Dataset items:

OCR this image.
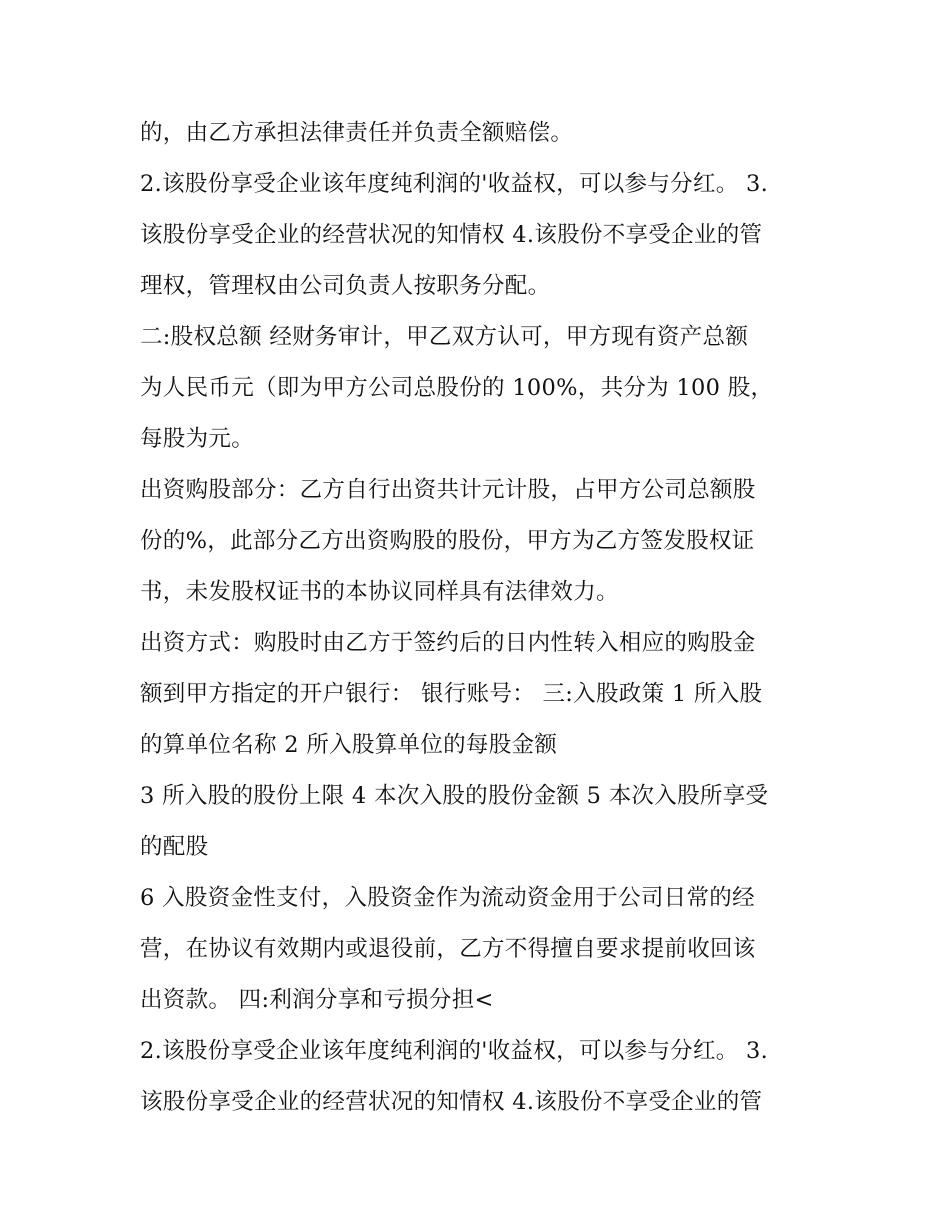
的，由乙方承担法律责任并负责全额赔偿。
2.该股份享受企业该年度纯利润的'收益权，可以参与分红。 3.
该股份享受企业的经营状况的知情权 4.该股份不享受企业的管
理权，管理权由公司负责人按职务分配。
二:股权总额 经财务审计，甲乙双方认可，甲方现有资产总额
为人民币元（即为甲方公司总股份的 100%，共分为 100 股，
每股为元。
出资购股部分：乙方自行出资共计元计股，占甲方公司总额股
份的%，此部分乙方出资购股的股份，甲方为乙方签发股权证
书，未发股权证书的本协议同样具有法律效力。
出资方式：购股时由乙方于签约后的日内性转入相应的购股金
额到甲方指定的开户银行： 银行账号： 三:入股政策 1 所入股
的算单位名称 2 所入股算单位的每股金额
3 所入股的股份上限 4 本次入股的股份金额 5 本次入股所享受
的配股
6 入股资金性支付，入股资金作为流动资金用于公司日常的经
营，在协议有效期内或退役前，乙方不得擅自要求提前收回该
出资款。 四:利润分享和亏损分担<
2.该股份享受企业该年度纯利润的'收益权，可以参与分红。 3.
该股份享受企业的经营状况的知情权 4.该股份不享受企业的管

## Do this
Reproduce all the records verbatim, excluding images.

## Exercise solution
OCR this image.
的，由乙方承担法律责任并负责全额赔偿。
2.该股份享受企业该年度纯利润的'收益权，可以参与分红。 3.
该股份享受企业的经营状况的知情权 4.该股份不享受企业的管
理权，管理权由公司负责人按职务分配。
二:股权总额 经财务审计，甲乙双方认可，甲方现有资产总额
为人民币元（即为甲方公司总股份的 100%，共分为 100 股，
每股为元。
出资购股部分：乙方自行出资共计元计股，占甲方公司总额股
份的%，此部分乙方出资购股的股份，甲方为乙方签发股权证
书，未发股权证书的本协议同样具有法律效力。
出资方式：购股时由乙方于签约后的日内性转入相应的购股金
额到甲方指定的开户银行： 银行账号： 三:入股政策 1 所入股
的算单位名称 2 所入股算单位的每股金额
3 所入股的股份上限 4 本次入股的股份金额 5 本次入股所享受
的配股
6 入股资金性支付，入股资金作为流动资金用于公司日常的经
营，在协议有效期内或退役前，乙方不得擅自要求提前收回该
出资款。 四:利润分享和亏损分担<
2.该股份享受企业该年度纯利润的'收益权，可以参与分红。 3.
该股份享受企业的经营状况的知情权 4.该股份不享受企业的管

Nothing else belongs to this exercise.